» **PROVIDED DATA**
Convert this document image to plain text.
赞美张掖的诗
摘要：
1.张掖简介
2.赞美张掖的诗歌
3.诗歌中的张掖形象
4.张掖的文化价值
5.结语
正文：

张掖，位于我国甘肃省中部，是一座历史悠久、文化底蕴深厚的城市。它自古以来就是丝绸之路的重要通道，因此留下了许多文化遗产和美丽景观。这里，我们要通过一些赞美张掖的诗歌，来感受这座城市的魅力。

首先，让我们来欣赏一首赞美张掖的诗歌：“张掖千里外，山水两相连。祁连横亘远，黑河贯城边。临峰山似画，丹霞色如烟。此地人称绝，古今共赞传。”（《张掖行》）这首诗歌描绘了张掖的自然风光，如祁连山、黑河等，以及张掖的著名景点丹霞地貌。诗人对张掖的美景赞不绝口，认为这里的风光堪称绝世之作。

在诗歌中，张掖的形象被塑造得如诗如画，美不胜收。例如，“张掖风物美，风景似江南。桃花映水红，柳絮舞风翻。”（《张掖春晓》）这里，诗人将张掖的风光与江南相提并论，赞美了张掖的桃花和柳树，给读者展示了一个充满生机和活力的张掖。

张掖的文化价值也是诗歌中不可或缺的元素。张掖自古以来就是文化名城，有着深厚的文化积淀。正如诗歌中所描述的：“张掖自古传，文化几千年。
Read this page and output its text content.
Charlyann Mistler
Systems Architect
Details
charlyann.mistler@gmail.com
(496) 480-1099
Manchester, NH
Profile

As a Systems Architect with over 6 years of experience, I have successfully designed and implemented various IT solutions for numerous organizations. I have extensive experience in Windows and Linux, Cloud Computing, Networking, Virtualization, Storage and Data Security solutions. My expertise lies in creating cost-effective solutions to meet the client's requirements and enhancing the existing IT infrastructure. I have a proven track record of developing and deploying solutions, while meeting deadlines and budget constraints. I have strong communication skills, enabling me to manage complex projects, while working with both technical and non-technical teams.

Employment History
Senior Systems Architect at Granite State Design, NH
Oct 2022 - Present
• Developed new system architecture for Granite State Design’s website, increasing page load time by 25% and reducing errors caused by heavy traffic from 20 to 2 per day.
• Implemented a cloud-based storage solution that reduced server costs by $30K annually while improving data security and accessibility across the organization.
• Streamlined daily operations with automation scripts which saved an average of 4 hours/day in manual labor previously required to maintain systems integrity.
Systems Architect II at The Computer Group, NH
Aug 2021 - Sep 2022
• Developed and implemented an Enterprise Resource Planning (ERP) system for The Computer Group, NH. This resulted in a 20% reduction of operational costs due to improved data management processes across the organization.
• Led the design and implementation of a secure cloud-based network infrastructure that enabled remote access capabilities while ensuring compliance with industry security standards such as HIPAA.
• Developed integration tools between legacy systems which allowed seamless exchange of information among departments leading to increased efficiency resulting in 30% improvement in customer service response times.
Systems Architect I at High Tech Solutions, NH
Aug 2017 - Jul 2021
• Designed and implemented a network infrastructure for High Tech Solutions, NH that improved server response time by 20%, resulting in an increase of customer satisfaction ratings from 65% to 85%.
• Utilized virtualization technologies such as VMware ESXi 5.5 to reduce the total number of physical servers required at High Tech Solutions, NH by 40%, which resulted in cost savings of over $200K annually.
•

» **WHAT YOU NEED TO DO**
Pick out, from the lines above, every one that contains the string "text".

» **FINAL RESULT**
Convert this document image to plain text.
Read this page and output its text content.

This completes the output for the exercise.